• [WHAT TO DO]:
Restate the records below word for word.

• [DATA FOR THIS EXERCISE]:
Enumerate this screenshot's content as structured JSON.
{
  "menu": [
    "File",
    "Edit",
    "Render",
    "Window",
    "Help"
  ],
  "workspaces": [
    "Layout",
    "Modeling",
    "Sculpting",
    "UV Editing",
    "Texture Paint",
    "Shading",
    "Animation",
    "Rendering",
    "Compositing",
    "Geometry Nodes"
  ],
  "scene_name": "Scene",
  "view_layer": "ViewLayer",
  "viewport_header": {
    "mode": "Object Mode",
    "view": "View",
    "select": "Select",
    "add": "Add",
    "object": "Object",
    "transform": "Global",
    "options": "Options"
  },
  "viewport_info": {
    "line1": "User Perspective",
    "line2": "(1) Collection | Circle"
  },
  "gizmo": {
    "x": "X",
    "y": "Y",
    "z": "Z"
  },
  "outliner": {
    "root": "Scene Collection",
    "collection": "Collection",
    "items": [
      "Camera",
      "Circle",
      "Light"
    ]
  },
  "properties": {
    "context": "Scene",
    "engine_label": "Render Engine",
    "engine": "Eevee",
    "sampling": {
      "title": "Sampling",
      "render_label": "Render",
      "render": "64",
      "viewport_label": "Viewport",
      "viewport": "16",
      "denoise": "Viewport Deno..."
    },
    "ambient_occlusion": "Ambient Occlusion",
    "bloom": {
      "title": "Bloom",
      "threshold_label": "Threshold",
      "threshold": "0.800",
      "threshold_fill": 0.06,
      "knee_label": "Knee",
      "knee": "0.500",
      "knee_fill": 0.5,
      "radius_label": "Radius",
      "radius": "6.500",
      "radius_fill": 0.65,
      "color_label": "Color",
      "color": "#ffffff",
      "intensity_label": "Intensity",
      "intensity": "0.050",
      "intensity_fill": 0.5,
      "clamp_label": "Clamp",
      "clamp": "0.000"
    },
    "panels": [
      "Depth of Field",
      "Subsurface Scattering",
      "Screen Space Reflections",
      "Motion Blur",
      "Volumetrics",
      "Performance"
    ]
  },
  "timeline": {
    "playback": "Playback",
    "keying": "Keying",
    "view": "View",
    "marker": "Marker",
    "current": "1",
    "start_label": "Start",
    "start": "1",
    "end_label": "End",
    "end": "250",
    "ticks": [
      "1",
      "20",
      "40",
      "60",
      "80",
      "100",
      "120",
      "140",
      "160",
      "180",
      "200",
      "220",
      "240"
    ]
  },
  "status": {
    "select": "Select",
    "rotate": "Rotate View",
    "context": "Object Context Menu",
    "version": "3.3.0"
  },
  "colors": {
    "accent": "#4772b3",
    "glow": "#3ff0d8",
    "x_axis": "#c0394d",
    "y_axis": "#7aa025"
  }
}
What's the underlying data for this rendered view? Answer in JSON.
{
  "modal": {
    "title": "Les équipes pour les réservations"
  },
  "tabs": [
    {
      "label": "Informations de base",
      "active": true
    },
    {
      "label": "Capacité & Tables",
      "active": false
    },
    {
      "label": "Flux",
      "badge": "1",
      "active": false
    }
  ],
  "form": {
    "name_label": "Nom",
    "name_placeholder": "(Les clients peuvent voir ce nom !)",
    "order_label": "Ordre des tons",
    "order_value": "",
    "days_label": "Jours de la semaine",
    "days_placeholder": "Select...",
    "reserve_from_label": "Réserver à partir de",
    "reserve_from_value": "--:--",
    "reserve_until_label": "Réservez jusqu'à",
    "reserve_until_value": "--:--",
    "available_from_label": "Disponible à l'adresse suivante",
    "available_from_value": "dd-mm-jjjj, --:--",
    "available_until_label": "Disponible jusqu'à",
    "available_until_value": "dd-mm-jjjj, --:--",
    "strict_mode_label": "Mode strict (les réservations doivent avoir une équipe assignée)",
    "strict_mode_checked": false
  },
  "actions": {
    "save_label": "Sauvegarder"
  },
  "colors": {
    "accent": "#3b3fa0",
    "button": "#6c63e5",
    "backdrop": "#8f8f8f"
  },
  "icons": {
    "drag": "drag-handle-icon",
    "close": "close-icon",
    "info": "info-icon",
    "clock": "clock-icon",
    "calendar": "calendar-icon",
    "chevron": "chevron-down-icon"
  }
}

• [EXERCISE RESULT]:
Enumerate this screenshot's content as structured JSON.
{
  "menu": [
    "File",
    "Edit",
    "Render",
    "Window",
    "Help"
  ],
  "workspaces": [
    "Layout",
    "Modeling",
    "Sculpting",
    "UV Editing",
    "Texture Paint",
    "Shading",
    "Animation",
    "Rendering",
    "Compositing",
    "Geometry Nodes"
  ],
  "scene_name": "Scene",
  "view_layer": "ViewLayer",
  "viewport_header": {
    "mode": "Object Mode",
    "view": "View",
    "select": "Select",
    "add": "Add",
    "object": "Object",
    "transform": "Global",
    "options": "Options"
  },
  "viewport_info": {
    "line1": "User Perspective",
    "line2": "(1) Collection | Circle"
  },
  "gizmo": {
    "x": "X",
    "y": "Y",
    "z": "Z"
  },
  "outliner": {
    "root": "Scene Collection",
    "collection": "Collection",
    "items": [
      "Camera",
      "Circle",
      "Light"
    ]
  },
  "properties": {
    "context": "Scene",
    "engine_label": "Render Engine",
    "engine": "Eevee",
    "sampling": {
      "title": "Sampling",
      "render_label": "Render",
      "render": "64",
      "viewport_label": "Viewport",
      "viewport": "16",
      "denoise": "Viewport Deno..."
    },
    "ambient_occlusion": "Ambient Occlusion",
    "bloom": {
      "title": "Bloom",
      "threshold_label": "Threshold",
      "threshold": "0.800",
      "threshold_fill": 0.06,
      "knee_label": "Knee",
      "knee": "0.500",
      "knee_fill": 0.5,
      "radius_label": "Radius",
      "radius": "6.500",
      "radius_fill": 0.65,
      "color_label": "Color",
      "color": "#ffffff",
      "intensity_label": "Intensity",
      "intensity": "0.050",
      "intensity_fill": 0.5,
      "clamp_label": "Clamp",
      "clamp": "0.000"
    },
    "panels": [
      "Depth of Field",
      "Subsurface Scattering",
      "Screen Space Reflections",
      "Motion Blur",
      "Volumetrics",
      "Performance"
    ]
  },
  "timeline": {
    "playback": "Playback",
    "keying": "Keying",
    "view": "View",
    "marker": "Marker",
    "current": "1",
    "start_label": "Start",
    "start": "1",
    "end_label": "End",
    "end": "250",
    "ticks": [
      "1",
      "20",
      "40",
      "60",
      "80",
      "100",
      "120",
      "140",
      "160",
      "180",
      "200",
      "220",
      "240"
    ]
  },
  "status": {
    "select": "Select",
    "rotate": "Rotate View",
    "context": "Object Context Menu",
    "version": "3.3.0"
  },
  "colors": {
    "accent": "#4772b3",
    "glow": "#3ff0d8",
    "x_axis": "#c0394d",
    "y_axis": "#7aa025"
  }
}
What's the underlying data for this rendered view? Answer in JSON.
{
  "modal": {
    "title": "Les équipes pour les réservations"
  },
  "tabs": [
    {
      "label": "Informations de base",
      "active": true
    },
    {
      "label": "Capacité & Tables",
      "active": false
    },
    {
      "label": "Flux",
      "badge": "1",
      "active": false
    }
  ],
  "form": {
    "name_label": "Nom",
    "name_placeholder": "(Les clients peuvent voir ce nom !)",
    "order_label": "Ordre des tons",
    "order_value": "",
    "days_label": "Jours de la semaine",
    "days_placeholder": "Select...",
    "reserve_from_label": "Réserver à partir de",
    "reserve_from_value": "--:--",
    "reserve_until_label": "Réservez jusqu'à",
    "reserve_until_value": "--:--",
    "available_from_label": "Disponible à l'adresse suivante",
    "available_from_value": "dd-mm-jjjj, --:--",
    "available_until_label": "Disponible jusqu'à",
    "available_until_value": "dd-mm-jjjj, --:--",
    "strict_mode_label": "Mode strict (les réservations doivent avoir une équipe assignée)",
    "strict_mode_checked": false
  },
  "actions": {
    "save_label": "Sauvegarder"
  },
  "colors": {
    "accent": "#3b3fa0",
    "button": "#6c63e5",
    "backdrop": "#8f8f8f"
  },
  "icons": {
    "drag": "drag-handle-icon",
    "close": "close-icon",
    "info": "info-icon",
    "clock": "clock-icon",
    "calendar": "calendar-icon",
    "chevron": "chevron-down-icon"
  }
}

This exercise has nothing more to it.